#### Provided data ####

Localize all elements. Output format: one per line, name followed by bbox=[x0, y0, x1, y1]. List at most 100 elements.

####
#### Provided data ####

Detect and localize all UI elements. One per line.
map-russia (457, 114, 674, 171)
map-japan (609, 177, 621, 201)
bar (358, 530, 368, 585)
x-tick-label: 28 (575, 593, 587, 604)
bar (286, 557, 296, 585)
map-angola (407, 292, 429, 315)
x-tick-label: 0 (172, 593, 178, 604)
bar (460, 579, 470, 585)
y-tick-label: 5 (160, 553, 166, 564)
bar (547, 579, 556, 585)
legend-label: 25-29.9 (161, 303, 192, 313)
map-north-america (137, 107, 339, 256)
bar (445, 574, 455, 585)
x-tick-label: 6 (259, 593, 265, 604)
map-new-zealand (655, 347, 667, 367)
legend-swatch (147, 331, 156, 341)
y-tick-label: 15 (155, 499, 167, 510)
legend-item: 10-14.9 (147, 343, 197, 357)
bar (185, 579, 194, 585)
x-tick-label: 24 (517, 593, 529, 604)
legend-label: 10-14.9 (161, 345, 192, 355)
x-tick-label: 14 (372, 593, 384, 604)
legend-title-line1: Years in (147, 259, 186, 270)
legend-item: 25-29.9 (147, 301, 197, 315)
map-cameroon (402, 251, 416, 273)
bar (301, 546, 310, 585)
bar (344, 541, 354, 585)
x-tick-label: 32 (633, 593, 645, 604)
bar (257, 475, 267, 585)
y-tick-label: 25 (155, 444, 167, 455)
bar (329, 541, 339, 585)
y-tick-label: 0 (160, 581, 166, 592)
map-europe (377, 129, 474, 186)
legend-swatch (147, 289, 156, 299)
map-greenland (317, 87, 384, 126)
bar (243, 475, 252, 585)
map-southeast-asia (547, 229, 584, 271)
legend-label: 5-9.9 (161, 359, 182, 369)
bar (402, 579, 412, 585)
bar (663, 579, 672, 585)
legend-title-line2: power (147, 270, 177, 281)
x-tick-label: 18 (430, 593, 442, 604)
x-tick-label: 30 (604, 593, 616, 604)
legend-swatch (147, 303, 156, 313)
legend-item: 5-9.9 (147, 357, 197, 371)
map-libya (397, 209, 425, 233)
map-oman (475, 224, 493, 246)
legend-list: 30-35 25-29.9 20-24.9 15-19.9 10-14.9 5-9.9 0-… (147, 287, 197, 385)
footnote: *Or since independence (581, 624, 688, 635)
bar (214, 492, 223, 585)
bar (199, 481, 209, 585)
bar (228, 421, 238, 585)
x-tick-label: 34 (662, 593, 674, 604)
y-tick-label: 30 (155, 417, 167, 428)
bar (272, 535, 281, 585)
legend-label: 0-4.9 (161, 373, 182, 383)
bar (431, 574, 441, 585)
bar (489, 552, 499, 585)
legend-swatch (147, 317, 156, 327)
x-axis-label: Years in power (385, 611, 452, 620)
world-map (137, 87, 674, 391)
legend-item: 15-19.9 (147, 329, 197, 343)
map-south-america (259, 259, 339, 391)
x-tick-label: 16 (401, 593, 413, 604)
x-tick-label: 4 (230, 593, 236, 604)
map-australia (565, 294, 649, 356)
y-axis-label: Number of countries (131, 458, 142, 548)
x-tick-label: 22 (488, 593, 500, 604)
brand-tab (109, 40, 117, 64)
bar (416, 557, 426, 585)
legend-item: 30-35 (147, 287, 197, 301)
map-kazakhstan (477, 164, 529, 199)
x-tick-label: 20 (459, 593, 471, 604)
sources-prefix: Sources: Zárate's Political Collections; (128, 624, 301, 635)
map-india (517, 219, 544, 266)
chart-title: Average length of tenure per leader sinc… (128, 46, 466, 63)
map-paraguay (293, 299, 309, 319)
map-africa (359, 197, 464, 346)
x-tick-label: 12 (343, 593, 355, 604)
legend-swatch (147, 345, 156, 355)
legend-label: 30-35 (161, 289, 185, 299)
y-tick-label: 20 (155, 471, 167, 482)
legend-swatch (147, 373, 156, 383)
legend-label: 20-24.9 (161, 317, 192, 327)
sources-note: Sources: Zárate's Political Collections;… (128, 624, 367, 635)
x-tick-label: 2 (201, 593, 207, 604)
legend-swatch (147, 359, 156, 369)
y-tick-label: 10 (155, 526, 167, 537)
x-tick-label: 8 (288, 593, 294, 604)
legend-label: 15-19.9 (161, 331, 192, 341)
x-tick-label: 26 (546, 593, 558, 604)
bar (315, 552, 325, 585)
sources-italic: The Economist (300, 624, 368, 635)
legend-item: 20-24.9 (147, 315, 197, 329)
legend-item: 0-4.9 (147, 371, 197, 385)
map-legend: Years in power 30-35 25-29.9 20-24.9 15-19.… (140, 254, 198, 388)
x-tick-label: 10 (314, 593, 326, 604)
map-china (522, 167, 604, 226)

####
#### Provided data ####

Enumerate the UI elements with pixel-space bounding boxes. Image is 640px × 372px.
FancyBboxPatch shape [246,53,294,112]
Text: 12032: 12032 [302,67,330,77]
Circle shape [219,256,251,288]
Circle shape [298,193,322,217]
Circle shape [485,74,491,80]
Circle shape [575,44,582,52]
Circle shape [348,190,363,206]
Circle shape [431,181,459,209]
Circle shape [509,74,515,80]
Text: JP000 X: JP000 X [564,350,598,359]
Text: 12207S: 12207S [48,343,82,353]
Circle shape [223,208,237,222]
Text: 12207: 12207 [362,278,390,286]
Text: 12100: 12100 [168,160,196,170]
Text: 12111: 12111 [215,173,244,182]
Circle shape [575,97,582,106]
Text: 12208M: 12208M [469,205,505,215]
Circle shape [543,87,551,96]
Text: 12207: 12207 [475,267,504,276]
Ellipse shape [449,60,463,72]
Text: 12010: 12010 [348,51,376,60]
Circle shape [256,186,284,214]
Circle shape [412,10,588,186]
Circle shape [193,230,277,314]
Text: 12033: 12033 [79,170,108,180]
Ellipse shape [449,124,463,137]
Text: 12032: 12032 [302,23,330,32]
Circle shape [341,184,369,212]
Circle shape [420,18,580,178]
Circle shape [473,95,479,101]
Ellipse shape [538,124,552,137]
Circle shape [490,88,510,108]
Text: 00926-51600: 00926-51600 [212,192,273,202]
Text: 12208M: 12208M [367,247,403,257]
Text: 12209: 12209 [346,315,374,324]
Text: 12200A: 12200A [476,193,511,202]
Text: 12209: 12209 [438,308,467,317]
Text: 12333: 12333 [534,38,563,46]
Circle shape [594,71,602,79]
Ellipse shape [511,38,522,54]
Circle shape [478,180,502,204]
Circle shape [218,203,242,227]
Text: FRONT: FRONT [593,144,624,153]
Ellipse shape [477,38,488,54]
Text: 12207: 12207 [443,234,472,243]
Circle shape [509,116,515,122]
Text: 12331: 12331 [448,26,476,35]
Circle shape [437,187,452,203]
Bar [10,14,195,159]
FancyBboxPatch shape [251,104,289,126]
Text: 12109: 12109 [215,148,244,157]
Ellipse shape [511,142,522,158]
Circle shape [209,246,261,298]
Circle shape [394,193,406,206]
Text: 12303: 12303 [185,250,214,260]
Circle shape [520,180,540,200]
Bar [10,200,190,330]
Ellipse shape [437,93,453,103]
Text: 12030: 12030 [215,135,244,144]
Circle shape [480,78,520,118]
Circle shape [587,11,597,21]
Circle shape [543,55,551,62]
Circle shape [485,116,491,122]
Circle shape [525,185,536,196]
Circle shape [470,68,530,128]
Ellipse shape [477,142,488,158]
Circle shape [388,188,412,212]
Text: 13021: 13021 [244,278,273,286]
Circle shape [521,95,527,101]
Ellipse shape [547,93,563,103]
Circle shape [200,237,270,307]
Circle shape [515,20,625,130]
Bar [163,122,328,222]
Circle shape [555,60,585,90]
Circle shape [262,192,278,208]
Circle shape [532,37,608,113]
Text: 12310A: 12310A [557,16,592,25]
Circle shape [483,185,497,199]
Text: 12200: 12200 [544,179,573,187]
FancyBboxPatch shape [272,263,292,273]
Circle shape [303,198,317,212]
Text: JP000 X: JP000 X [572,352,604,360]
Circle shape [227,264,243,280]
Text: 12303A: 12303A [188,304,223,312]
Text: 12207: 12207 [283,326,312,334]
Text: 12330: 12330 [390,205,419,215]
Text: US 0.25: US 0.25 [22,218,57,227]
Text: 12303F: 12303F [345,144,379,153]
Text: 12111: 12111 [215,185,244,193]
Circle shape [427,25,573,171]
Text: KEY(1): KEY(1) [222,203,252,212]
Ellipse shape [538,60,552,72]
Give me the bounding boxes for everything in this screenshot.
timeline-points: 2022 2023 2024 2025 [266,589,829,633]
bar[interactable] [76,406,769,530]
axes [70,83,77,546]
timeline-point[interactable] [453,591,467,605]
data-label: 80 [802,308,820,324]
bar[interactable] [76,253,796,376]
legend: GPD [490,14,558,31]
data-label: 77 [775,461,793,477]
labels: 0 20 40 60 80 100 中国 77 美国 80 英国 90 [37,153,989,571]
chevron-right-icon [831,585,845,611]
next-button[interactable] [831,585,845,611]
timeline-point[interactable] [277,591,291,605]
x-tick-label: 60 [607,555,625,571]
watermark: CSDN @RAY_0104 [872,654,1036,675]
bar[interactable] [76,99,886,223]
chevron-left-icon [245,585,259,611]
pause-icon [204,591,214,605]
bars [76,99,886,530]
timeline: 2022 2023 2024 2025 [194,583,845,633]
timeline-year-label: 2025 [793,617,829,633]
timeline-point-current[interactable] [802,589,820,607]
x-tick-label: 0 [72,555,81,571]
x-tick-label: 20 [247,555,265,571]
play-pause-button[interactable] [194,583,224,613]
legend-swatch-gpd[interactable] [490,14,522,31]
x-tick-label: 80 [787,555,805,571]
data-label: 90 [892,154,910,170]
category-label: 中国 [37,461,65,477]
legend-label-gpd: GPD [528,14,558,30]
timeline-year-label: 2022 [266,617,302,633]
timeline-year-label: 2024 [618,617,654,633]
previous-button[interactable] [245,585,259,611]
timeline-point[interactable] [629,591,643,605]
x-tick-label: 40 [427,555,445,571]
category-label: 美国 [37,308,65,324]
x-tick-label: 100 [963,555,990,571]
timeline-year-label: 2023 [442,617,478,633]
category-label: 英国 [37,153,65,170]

####

**Task to complete**
Can you write out the listing from the line with "Give me the" to the line with "data-label: 80 [802,308,820,324]", swapping "axes" for "plot-axes" and leaving everything else unchanged?

**Answer to the task**
Give me the bounding boxes for everything in this screenshot.
timeline-points: 2022 2023 2024 2025 [266,589,829,633]
bar[interactable] [76,406,769,530]
plot-axes [70,83,77,546]
timeline-point[interactable] [453,591,467,605]
data-label: 80 [802,308,820,324]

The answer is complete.